**Task instructions:** Report all lines from the entries below in which "screenshot" appears.

>> begin Provided records

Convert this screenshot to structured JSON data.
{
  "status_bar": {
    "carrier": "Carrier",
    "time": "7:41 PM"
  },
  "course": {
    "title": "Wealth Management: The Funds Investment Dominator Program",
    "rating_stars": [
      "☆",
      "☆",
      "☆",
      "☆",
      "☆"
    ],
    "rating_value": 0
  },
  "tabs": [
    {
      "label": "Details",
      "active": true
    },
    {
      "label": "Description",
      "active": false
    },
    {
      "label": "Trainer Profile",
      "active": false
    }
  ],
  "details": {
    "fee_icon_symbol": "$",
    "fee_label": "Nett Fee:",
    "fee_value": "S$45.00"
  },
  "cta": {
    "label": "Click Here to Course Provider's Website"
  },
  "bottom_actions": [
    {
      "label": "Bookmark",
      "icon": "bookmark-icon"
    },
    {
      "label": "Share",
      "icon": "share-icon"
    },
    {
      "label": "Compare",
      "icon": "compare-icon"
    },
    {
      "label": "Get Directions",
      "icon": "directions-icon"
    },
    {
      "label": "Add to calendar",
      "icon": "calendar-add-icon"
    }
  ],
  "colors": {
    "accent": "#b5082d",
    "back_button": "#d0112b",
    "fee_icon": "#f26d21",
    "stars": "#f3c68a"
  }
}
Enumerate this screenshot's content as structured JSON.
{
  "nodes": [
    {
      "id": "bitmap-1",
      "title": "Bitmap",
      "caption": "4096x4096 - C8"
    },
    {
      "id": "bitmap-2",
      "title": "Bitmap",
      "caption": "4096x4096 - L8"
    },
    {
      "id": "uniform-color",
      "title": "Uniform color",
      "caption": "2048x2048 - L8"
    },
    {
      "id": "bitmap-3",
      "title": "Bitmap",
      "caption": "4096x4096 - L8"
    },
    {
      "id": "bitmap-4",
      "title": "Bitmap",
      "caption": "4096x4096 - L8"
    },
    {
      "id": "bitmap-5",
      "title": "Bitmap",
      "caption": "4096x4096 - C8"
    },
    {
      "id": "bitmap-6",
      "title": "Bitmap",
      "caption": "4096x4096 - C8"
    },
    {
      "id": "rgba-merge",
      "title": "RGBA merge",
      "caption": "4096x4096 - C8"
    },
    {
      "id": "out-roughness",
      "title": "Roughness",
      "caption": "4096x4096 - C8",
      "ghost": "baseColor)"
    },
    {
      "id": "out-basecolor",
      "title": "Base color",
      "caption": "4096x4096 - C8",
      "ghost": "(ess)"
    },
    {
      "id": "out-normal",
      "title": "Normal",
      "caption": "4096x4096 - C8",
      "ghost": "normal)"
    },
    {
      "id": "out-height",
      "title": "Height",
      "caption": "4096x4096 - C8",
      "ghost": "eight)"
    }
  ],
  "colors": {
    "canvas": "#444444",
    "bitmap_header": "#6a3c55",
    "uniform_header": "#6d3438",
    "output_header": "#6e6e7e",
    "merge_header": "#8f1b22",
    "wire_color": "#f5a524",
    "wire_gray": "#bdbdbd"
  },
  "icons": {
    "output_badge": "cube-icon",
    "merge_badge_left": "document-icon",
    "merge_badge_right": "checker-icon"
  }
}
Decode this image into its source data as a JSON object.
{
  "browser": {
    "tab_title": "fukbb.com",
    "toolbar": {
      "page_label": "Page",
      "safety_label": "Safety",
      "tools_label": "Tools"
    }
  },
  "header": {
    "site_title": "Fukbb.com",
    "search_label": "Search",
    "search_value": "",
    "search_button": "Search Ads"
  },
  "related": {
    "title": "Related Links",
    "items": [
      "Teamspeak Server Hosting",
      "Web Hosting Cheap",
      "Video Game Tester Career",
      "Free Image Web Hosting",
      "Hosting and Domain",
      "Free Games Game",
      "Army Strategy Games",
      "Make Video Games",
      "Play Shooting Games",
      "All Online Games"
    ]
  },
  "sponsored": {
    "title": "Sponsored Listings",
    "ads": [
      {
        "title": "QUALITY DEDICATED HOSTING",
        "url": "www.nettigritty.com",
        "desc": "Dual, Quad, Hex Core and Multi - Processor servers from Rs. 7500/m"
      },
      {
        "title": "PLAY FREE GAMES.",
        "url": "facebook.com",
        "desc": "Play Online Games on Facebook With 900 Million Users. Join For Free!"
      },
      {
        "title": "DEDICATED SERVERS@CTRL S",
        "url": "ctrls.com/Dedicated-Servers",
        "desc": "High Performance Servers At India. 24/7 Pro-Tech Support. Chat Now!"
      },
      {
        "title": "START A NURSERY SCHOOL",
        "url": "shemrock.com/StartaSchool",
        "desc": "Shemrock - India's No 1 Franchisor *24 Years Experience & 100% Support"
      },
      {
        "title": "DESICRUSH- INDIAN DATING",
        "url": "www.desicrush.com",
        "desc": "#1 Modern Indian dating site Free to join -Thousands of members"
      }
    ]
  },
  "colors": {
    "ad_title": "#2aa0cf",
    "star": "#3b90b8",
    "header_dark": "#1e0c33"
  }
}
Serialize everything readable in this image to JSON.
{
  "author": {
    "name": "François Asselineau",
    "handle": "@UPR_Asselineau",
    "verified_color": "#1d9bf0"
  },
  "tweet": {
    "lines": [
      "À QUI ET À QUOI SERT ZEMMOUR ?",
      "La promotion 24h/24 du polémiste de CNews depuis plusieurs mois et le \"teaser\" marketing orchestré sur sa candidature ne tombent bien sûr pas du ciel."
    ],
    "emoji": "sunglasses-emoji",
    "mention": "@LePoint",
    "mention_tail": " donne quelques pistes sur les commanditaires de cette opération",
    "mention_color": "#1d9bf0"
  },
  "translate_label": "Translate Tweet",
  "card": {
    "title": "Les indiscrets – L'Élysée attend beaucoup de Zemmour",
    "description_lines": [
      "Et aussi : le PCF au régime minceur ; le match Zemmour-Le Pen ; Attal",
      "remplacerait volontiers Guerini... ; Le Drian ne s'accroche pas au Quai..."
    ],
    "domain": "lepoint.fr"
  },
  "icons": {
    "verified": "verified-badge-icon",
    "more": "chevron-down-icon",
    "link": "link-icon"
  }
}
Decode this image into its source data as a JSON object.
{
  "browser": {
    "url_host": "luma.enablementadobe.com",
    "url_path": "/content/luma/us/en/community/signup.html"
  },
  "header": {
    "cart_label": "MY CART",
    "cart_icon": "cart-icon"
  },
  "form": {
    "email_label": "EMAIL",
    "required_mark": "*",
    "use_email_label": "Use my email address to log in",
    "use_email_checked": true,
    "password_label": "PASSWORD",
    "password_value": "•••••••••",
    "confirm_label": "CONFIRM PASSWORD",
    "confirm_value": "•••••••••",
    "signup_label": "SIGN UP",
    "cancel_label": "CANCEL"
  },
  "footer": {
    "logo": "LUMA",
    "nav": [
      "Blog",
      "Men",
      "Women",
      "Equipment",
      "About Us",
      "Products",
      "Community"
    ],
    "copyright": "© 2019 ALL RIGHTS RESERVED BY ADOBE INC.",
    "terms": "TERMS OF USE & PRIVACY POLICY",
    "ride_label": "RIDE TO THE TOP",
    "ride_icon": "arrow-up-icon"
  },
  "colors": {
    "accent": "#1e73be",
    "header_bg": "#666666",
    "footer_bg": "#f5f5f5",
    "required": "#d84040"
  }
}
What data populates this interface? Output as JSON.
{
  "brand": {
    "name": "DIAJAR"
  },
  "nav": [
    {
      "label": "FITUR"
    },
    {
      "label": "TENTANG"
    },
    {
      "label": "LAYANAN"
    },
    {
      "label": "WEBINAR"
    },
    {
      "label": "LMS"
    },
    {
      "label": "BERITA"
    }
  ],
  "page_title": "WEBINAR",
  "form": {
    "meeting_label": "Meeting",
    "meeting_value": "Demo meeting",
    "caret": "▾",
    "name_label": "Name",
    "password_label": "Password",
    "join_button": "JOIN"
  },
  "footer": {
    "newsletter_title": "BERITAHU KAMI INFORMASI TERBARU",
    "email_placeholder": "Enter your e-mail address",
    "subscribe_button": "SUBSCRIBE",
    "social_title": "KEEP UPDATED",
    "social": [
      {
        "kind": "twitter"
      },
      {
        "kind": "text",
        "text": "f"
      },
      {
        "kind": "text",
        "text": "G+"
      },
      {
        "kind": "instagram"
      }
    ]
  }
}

>> end Provided records

**The answer:**
Convert this screenshot to structured JSON data.
Enumerate this screenshot's content as structured JSON.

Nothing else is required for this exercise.